**Task to carry out**
Rewrite all of the lines below, putting "List no more than 100 elements" in place of "List at most 100 elements" and changing nothing else. Leave out the pictures.

====

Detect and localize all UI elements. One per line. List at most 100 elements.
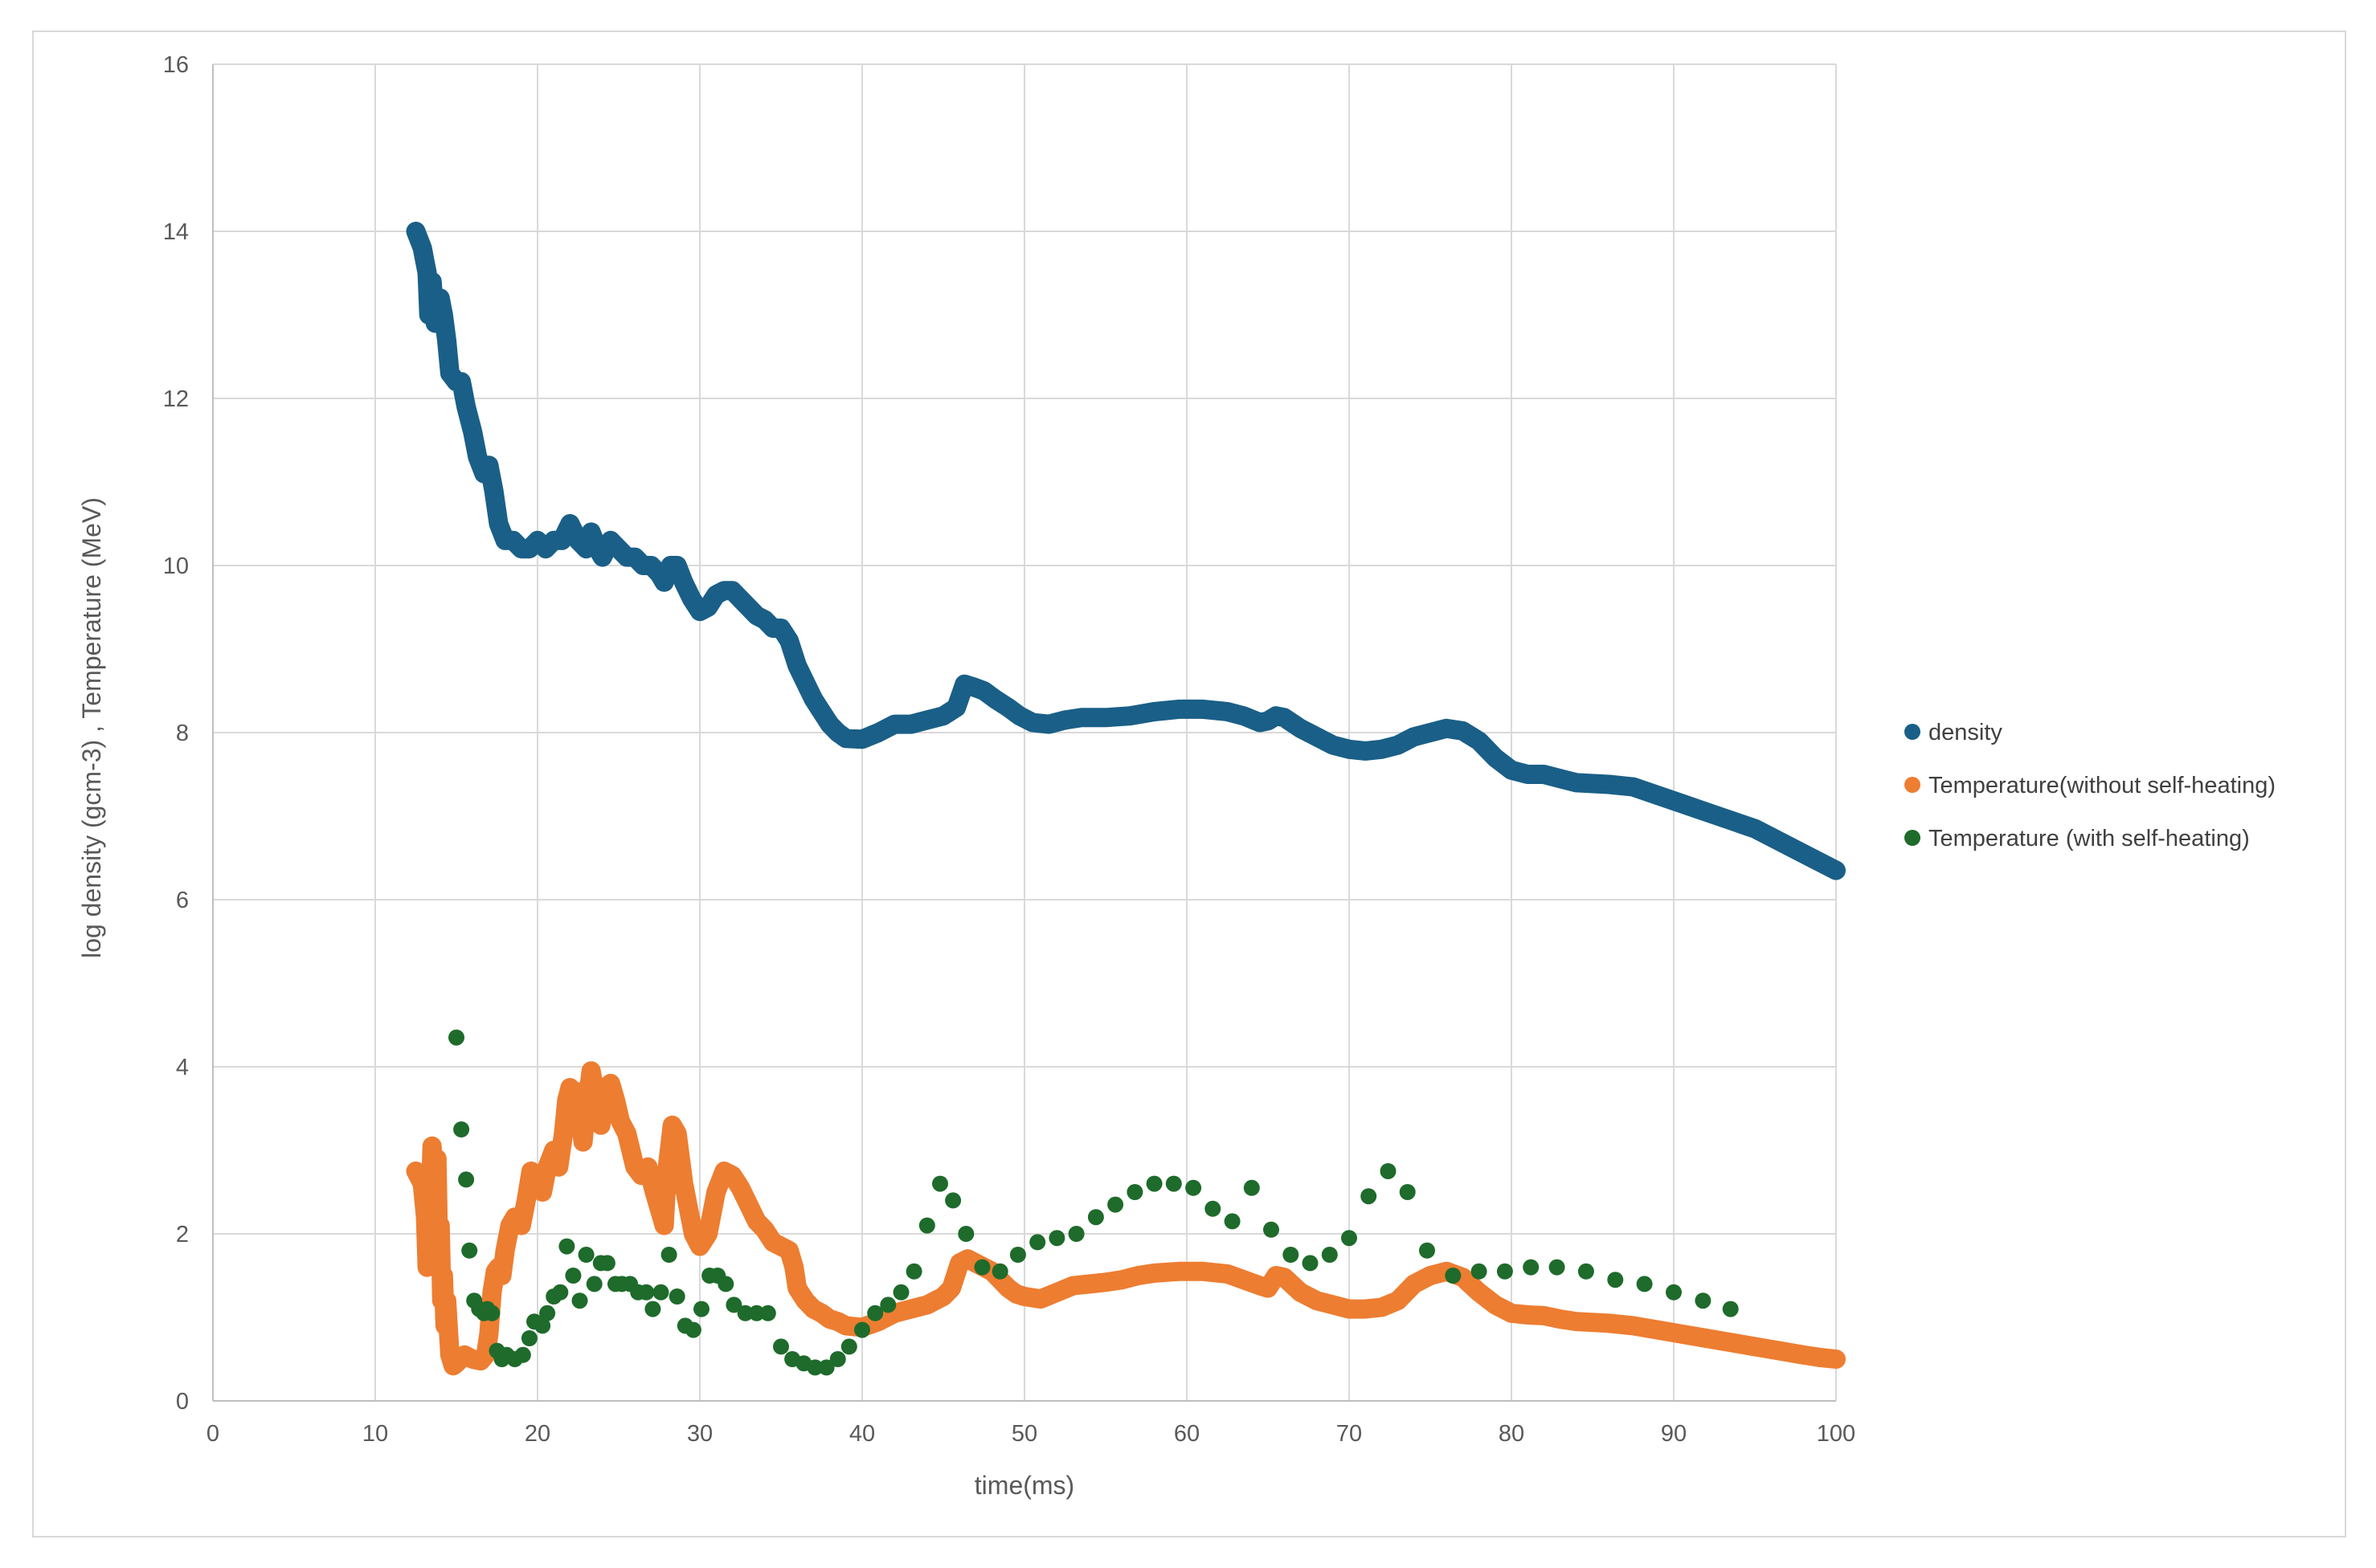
data-point (906, 1263, 922, 1280)
data-point (807, 1359, 824, 1376)
series-line (406, 222, 1846, 880)
series-1 (406, 1061, 1846, 1376)
data-point (1523, 1259, 1540, 1276)
data-point (1341, 1230, 1357, 1247)
y-tick-label: 14 (163, 219, 189, 245)
data-point (558, 1238, 575, 1255)
data-point (840, 1338, 857, 1355)
data-point (992, 1263, 1008, 1280)
data-point (718, 1276, 734, 1292)
data-point (726, 1296, 742, 1313)
data-point (660, 1247, 677, 1263)
data-point (1695, 1292, 1711, 1309)
x-tick-label: 10 (362, 1421, 388, 1447)
y-tick-label: 6 (176, 888, 189, 913)
x-tick-labels: 0 10 20 30 40 50 60 70 80 90 100 (207, 1421, 1855, 1447)
data-point (1419, 1242, 1435, 1259)
data-point (1087, 1209, 1104, 1226)
data-point (1302, 1255, 1319, 1272)
series-2 (448, 1029, 1739, 1376)
x-tick-label: 20 (525, 1421, 550, 1447)
legend-item: Temperature (with self-heating) (1904, 826, 2250, 851)
data-point (571, 1292, 588, 1309)
data-point (737, 1305, 754, 1321)
data-point (1360, 1188, 1377, 1205)
data-point (638, 1284, 655, 1301)
gridlines (212, 63, 1837, 1402)
data-point (1282, 1247, 1299, 1263)
legend-label: Temperature(without self-heating) (1928, 773, 2276, 798)
data-point (1165, 1175, 1182, 1192)
data-point (1380, 1163, 1397, 1179)
data-point (867, 1305, 884, 1321)
data-point (1722, 1301, 1739, 1317)
data-point (1548, 1259, 1565, 1276)
data-point (448, 1029, 464, 1046)
data-point (1146, 1175, 1163, 1192)
data-point (880, 1296, 897, 1313)
data-point (1636, 1276, 1653, 1292)
data-point (1049, 1230, 1065, 1247)
x-axis-label: time(ms) (975, 1471, 1074, 1500)
data-point (818, 1359, 835, 1376)
data-point (1263, 1221, 1279, 1238)
data-point (829, 1351, 846, 1367)
x-tick-label: 50 (1012, 1421, 1037, 1447)
y-tick-label: 2 (176, 1222, 189, 1247)
legend-label: Temperature (with self-heating) (1928, 826, 2250, 851)
data-point (945, 1192, 962, 1209)
legend-marker (1904, 777, 1920, 793)
data-point (534, 1317, 551, 1334)
data-point (773, 1338, 789, 1355)
y-tick-label: 10 (163, 553, 189, 579)
y-tick-label: 12 (163, 386, 189, 412)
data-point (893, 1284, 910, 1301)
data-point (1029, 1234, 1046, 1251)
y-tick-label: 16 (163, 52, 189, 78)
data-point (918, 1217, 935, 1234)
data-point (453, 1121, 470, 1137)
data-point (652, 1284, 669, 1301)
data-point (539, 1305, 556, 1321)
x-tick-label: 90 (1661, 1421, 1687, 1447)
x-tick-label: 100 (1817, 1421, 1855, 1447)
data-point (1321, 1247, 1338, 1263)
legend-marker (1904, 830, 1920, 846)
y-tick-label: 0 (176, 1389, 189, 1415)
y-axis-label: log density (gcm-3) , Temperature (MeV) (77, 497, 106, 958)
data-point (1470, 1263, 1487, 1280)
y-tick-label: 8 (176, 721, 189, 746)
legend-marker (1904, 724, 1920, 740)
data-point (1127, 1184, 1143, 1200)
data-point (932, 1175, 948, 1192)
legend-label: density (1928, 720, 2002, 745)
data-point (565, 1268, 582, 1284)
data-point (514, 1346, 531, 1363)
data-point (484, 1305, 501, 1321)
data-point (461, 1242, 478, 1259)
data-point (974, 1259, 991, 1276)
chart-frame (32, 31, 2346, 1537)
data-point (759, 1305, 776, 1321)
data-point (1577, 1263, 1594, 1280)
plot-area (406, 222, 1846, 1376)
data-point (1185, 1179, 1202, 1196)
data-point (1666, 1284, 1682, 1301)
data-point (1607, 1272, 1624, 1288)
series-line (406, 1061, 1846, 1376)
data-point (586, 1276, 603, 1292)
y-tick-labels: 0 2 4 6 8 10 12 14 16 (163, 52, 189, 1415)
x-tick-label: 80 (1499, 1421, 1524, 1447)
x-tick-label: 30 (687, 1421, 713, 1447)
data-point (521, 1330, 538, 1346)
data-point (552, 1284, 569, 1301)
data-point (958, 1226, 975, 1242)
data-point (1445, 1268, 1462, 1284)
data-point (458, 1171, 475, 1188)
data-point (685, 1321, 701, 1338)
data-point (693, 1301, 710, 1317)
data-point (1107, 1196, 1124, 1213)
data-point (644, 1301, 661, 1317)
data-point (1009, 1247, 1026, 1263)
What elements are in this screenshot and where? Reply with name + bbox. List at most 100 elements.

====

**Result for this exercise**
Detect and localize all UI elements. One per line. List no more than 100 elements.
data-point (906, 1263, 922, 1280)
data-point (807, 1359, 824, 1376)
series-line (406, 222, 1846, 880)
series-1 (406, 1061, 1846, 1376)
data-point (1523, 1259, 1540, 1276)
data-point (1341, 1230, 1357, 1247)
y-tick-label: 14 (163, 219, 189, 245)
data-point (558, 1238, 575, 1255)
data-point (840, 1338, 857, 1355)
data-point (992, 1263, 1008, 1280)
data-point (718, 1276, 734, 1292)
data-point (726, 1296, 742, 1313)
data-point (660, 1247, 677, 1263)
data-point (1695, 1292, 1711, 1309)
x-tick-label: 10 (362, 1421, 388, 1447)
y-tick-label: 6 (176, 888, 189, 913)
x-tick-labels: 0 10 20 30 40 50 60 70 80 90 100 (207, 1421, 1855, 1447)
data-point (1419, 1242, 1435, 1259)
data-point (1087, 1209, 1104, 1226)
data-point (1302, 1255, 1319, 1272)
series-2 (448, 1029, 1739, 1376)
x-tick-label: 20 (525, 1421, 550, 1447)
legend-item: Temperature (with self-heating) (1904, 826, 2250, 851)
data-point (571, 1292, 588, 1309)
data-point (737, 1305, 754, 1321)
data-point (1360, 1188, 1377, 1205)
data-point (638, 1284, 655, 1301)
gridlines (212, 63, 1837, 1402)
data-point (1282, 1247, 1299, 1263)
legend-label: Temperature(without self-heating) (1928, 773, 2276, 798)
data-point (1165, 1175, 1182, 1192)
data-point (1380, 1163, 1397, 1179)
data-point (867, 1305, 884, 1321)
data-point (1722, 1301, 1739, 1317)
data-point (1548, 1259, 1565, 1276)
data-point (448, 1029, 464, 1046)
data-point (1146, 1175, 1163, 1192)
data-point (880, 1296, 897, 1313)
data-point (1636, 1276, 1653, 1292)
data-point (1049, 1230, 1065, 1247)
x-axis-label: time(ms) (975, 1471, 1074, 1500)
data-point (818, 1359, 835, 1376)
data-point (1263, 1221, 1279, 1238)
data-point (829, 1351, 846, 1367)
x-tick-label: 50 (1012, 1421, 1037, 1447)
y-tick-label: 2 (176, 1222, 189, 1247)
legend-label: Temperature (with self-heating) (1928, 826, 2250, 851)
data-point (945, 1192, 962, 1209)
legend-marker (1904, 777, 1920, 793)
data-point (534, 1317, 551, 1334)
data-point (773, 1338, 789, 1355)
y-tick-label: 10 (163, 553, 189, 579)
y-tick-label: 12 (163, 386, 189, 412)
data-point (893, 1284, 910, 1301)
data-point (1029, 1234, 1046, 1251)
y-tick-label: 16 (163, 52, 189, 78)
data-point (918, 1217, 935, 1234)
data-point (453, 1121, 470, 1137)
data-point (652, 1284, 669, 1301)
data-point (539, 1305, 556, 1321)
x-tick-label: 90 (1661, 1421, 1687, 1447)
x-tick-label: 100 (1817, 1421, 1855, 1447)
data-point (1321, 1247, 1338, 1263)
legend-marker (1904, 830, 1920, 846)
y-tick-label: 0 (176, 1389, 189, 1415)
y-axis-label: log density (gcm-3) , Temperature (MeV) (77, 497, 106, 958)
data-point (1470, 1263, 1487, 1280)
y-tick-label: 8 (176, 721, 189, 746)
legend-marker (1904, 724, 1920, 740)
data-point (1127, 1184, 1143, 1200)
data-point (932, 1175, 948, 1192)
legend-label: density (1928, 720, 2002, 745)
data-point (565, 1268, 582, 1284)
data-point (514, 1346, 531, 1363)
data-point (484, 1305, 501, 1321)
data-point (461, 1242, 478, 1259)
data-point (974, 1259, 991, 1276)
chart-frame (32, 31, 2346, 1537)
data-point (759, 1305, 776, 1321)
data-point (1577, 1263, 1594, 1280)
plot-area (406, 222, 1846, 1376)
data-point (1185, 1179, 1202, 1196)
data-point (1666, 1284, 1682, 1301)
data-point (1607, 1272, 1624, 1288)
series-line (406, 1061, 1846, 1376)
data-point (586, 1276, 603, 1292)
y-tick-labels: 0 2 4 6 8 10 12 14 16 (163, 52, 189, 1415)
x-tick-label: 80 (1499, 1421, 1524, 1447)
x-tick-label: 30 (687, 1421, 713, 1447)
data-point (521, 1330, 538, 1346)
data-point (552, 1284, 569, 1301)
data-point (958, 1226, 975, 1242)
data-point (1445, 1268, 1462, 1284)
data-point (458, 1171, 475, 1188)
data-point (685, 1321, 701, 1338)
data-point (693, 1301, 710, 1317)
data-point (1107, 1196, 1124, 1213)
data-point (644, 1301, 661, 1317)
data-point (1009, 1247, 1026, 1263)
What elements are in this screenshot and where? Reply with name + bbox. List no more than 100 elements.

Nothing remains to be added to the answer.